**Written problem:**
Search the data for the string "рабочей" and gather each line it is in.

(Collection entries)
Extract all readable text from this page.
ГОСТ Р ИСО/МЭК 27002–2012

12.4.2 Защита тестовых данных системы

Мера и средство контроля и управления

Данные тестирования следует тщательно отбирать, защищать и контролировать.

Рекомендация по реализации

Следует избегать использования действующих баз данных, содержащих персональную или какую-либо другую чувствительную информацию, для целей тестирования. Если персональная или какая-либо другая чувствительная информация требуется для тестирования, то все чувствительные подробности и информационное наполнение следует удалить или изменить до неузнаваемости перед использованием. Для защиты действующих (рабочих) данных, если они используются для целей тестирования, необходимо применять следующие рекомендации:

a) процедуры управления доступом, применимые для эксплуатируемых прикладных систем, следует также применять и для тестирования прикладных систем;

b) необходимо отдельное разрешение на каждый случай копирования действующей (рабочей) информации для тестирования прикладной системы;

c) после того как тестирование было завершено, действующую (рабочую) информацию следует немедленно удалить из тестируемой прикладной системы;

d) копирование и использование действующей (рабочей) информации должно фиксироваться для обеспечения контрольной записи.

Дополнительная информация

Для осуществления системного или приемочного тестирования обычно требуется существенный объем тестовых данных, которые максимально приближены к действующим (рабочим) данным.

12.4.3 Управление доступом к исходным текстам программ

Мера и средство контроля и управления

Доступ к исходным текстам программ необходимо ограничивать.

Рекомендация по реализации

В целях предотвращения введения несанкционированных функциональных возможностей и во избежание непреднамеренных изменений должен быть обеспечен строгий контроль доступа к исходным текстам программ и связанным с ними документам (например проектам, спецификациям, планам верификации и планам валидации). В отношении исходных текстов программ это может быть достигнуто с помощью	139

**Written answer:**
b) необходимо отдельное разрешение на каждый случай копирования действующей (рабочей) информации для тестирования прикладной системы;
d) копирование и использование действующей (рабочей) информации должно фиксироваться для обеспечения контрольной записи.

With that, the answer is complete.